_Data shown_
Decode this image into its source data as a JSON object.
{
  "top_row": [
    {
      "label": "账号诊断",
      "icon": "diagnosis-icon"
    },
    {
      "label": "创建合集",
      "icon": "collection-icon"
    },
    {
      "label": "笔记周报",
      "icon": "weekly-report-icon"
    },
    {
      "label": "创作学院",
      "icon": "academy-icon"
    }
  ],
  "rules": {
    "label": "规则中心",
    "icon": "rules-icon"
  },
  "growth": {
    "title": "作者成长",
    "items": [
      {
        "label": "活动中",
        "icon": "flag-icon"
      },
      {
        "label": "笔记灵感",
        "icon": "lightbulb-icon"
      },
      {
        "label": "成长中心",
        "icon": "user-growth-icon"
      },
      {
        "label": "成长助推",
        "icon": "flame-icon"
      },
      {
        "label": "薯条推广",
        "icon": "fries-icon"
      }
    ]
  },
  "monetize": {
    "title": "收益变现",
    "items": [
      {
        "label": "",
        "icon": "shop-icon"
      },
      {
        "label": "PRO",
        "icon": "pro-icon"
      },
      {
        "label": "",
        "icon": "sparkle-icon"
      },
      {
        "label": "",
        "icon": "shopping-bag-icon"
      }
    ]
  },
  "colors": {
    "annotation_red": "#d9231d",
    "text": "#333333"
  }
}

_What to do_
Print every line of the records exactly. Omit nothing.

_Solution to this problem_
Decode this image into its source data as a JSON object.
{
  "top_row": [
    {
      "label": "账号诊断",
      "icon": "diagnosis-icon"
    },
    {
      "label": "创建合集",
      "icon": "collection-icon"
    },
    {
      "label": "笔记周报",
      "icon": "weekly-report-icon"
    },
    {
      "label": "创作学院",
      "icon": "academy-icon"
    }
  ],
  "rules": {
    "label": "规则中心",
    "icon": "rules-icon"
  },
  "growth": {
    "title": "作者成长",
    "items": [
      {
        "label": "活动中",
        "icon": "flag-icon"
      },
      {
        "label": "笔记灵感",
        "icon": "lightbulb-icon"
      },
      {
        "label": "成长中心",
        "icon": "user-growth-icon"
      },
      {
        "label": "成长助推",
        "icon": "flame-icon"
      },
      {
        "label": "薯条推广",
        "icon": "fries-icon"
      }
    ]
  },
  "monetize": {
    "title": "收益变现",
    "items": [
      {
        "label": "",
        "icon": "shop-icon"
      },
      {
        "label": "PRO",
        "icon": "pro-icon"
      },
      {
        "label": "",
        "icon": "sparkle-icon"
      },
      {
        "label": "",
        "icon": "shopping-bag-icon"
      }
    ]
  },
  "colors": {
    "annotation_red": "#d9231d",
    "text": "#333333"
  }
}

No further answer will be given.